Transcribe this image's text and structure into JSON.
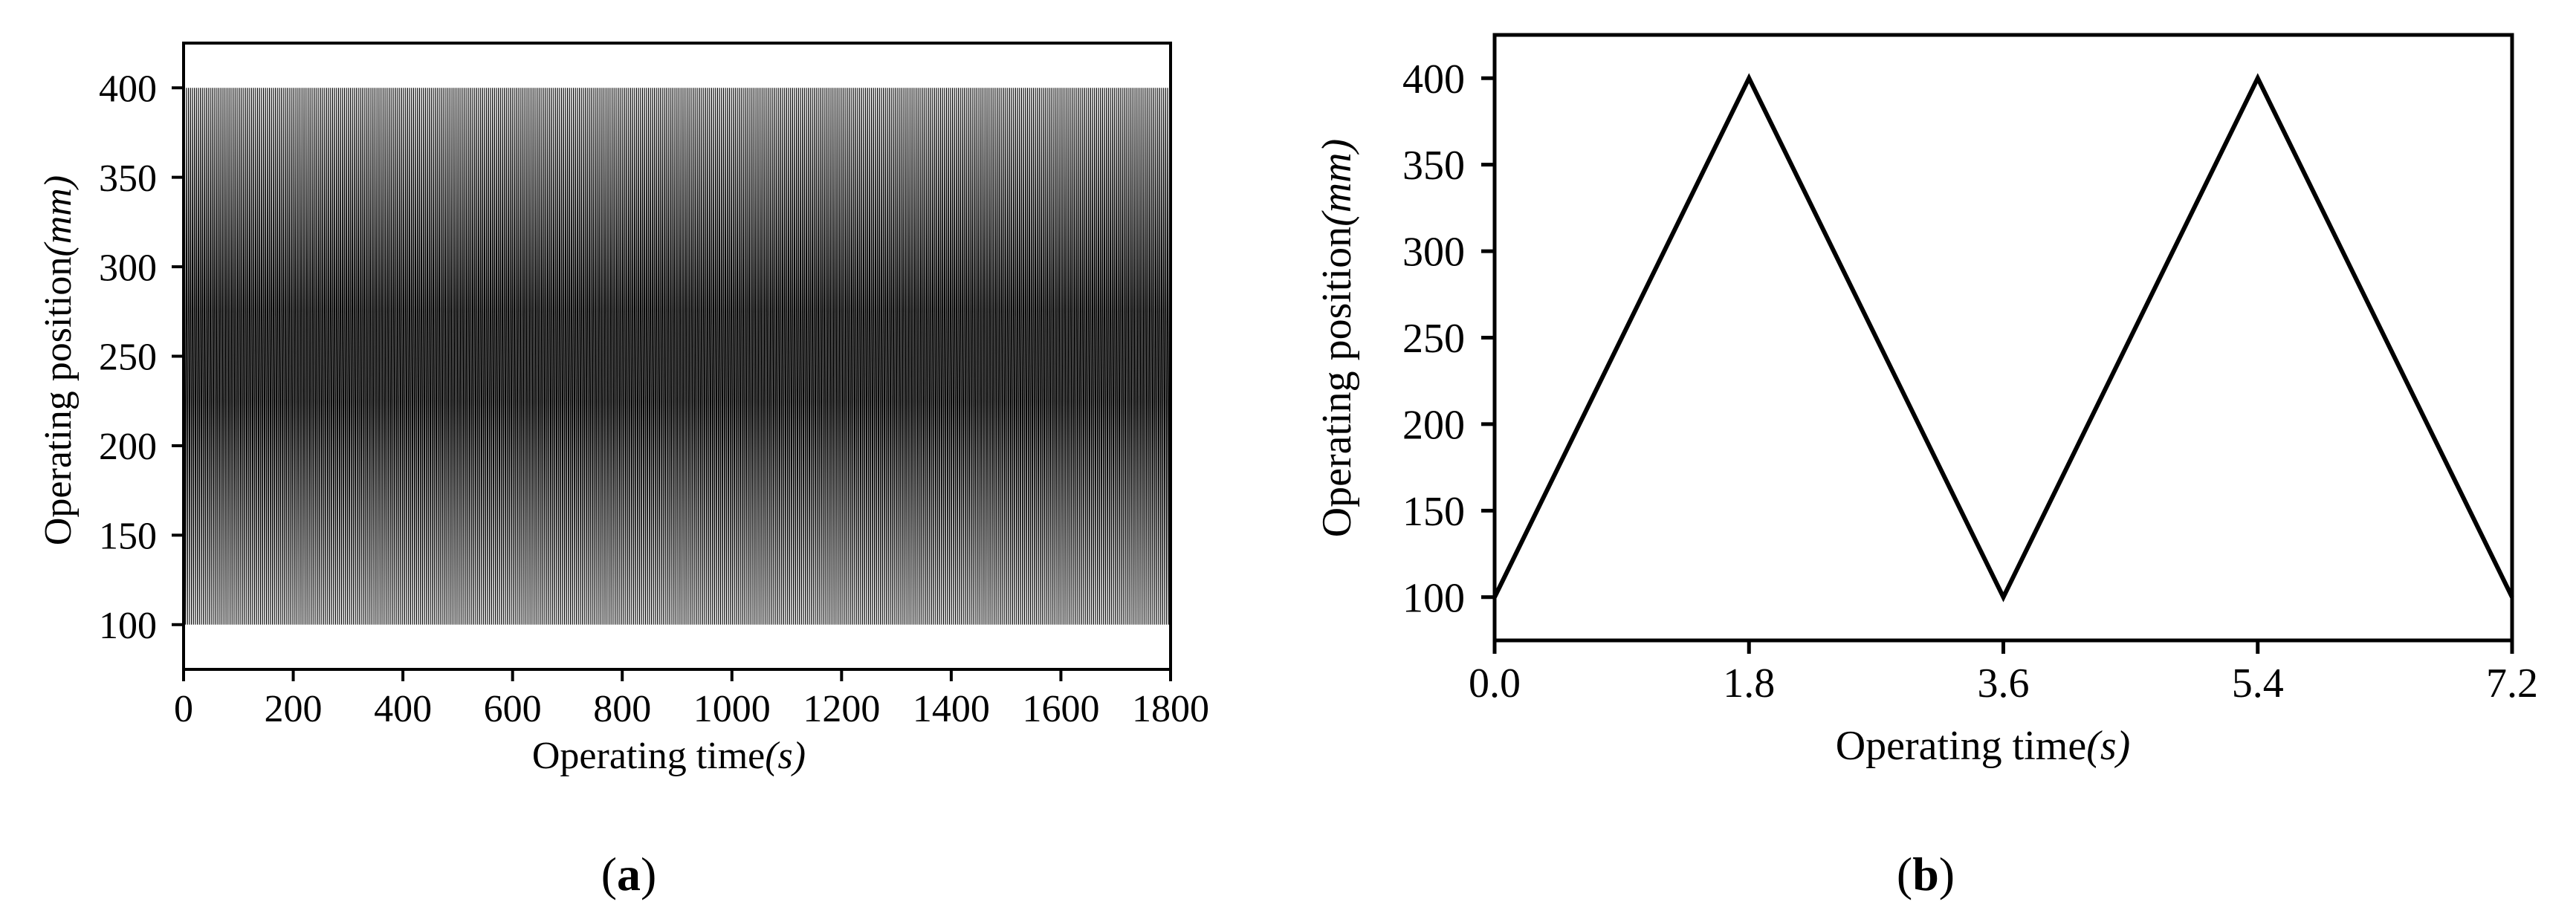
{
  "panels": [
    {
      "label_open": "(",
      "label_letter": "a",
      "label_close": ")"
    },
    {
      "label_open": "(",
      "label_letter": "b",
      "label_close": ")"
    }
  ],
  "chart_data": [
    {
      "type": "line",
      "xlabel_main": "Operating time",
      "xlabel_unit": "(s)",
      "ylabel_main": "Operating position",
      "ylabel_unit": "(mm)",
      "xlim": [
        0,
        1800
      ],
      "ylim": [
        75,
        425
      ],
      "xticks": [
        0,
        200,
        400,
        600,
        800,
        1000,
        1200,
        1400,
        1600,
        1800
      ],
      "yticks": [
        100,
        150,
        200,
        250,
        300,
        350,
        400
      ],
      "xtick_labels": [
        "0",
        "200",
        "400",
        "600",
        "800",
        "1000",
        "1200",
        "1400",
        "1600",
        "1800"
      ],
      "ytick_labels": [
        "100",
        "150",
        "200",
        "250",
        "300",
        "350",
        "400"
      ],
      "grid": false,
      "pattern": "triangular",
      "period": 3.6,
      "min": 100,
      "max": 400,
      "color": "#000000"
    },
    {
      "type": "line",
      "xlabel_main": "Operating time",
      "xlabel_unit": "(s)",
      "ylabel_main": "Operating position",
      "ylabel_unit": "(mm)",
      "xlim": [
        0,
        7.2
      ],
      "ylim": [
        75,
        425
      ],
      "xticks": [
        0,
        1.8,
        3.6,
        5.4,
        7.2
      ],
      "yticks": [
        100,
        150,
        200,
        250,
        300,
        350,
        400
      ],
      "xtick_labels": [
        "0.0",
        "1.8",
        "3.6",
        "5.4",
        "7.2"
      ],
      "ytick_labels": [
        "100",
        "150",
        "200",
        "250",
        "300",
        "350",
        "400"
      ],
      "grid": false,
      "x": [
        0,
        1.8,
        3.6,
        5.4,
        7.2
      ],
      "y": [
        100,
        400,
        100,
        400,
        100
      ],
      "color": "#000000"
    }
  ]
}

____________

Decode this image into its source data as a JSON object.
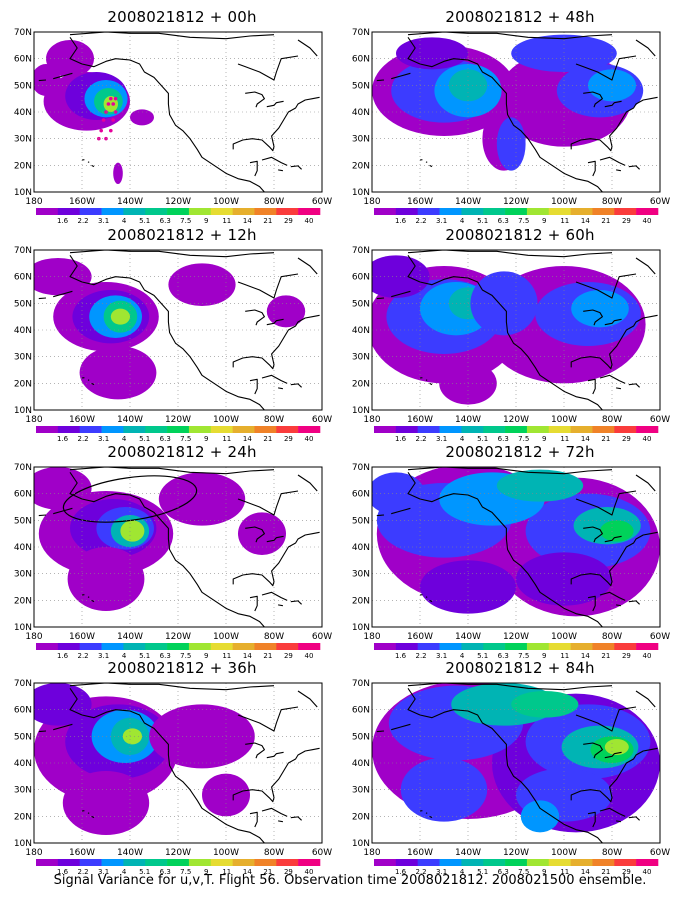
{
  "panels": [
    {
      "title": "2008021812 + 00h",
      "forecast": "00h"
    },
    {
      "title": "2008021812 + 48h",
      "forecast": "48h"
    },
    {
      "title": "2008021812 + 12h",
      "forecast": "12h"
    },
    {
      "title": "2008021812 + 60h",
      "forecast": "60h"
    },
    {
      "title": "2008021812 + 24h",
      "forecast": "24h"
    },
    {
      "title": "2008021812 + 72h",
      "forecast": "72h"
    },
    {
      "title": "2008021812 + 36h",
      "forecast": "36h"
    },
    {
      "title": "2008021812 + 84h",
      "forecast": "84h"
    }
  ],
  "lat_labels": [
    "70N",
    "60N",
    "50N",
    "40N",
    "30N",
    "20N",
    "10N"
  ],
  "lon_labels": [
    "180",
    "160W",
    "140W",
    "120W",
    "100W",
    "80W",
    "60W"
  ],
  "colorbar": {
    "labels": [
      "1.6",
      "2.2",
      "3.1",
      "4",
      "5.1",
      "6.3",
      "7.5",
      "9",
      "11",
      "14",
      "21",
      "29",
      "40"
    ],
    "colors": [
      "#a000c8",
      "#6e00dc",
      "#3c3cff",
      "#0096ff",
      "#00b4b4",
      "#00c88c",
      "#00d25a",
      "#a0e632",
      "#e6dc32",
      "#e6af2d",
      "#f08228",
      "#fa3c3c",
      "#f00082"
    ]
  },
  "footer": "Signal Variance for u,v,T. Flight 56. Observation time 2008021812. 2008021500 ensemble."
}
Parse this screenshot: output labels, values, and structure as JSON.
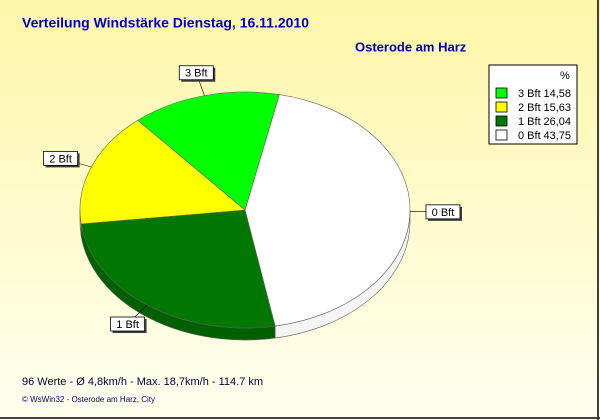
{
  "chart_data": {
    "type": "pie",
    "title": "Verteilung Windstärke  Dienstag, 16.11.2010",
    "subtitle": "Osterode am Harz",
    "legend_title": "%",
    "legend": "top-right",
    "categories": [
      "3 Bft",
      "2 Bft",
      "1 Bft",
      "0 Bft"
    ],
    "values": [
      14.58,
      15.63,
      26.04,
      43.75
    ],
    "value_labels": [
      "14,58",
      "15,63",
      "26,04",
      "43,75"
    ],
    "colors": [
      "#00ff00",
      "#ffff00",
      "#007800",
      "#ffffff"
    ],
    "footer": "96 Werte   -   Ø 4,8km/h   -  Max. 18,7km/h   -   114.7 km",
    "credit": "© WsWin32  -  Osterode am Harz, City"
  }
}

____________

In the material above, show every line where the word "values" turns up.

Parse this screenshot: output labels, values, and structure as JSON.
    "values": [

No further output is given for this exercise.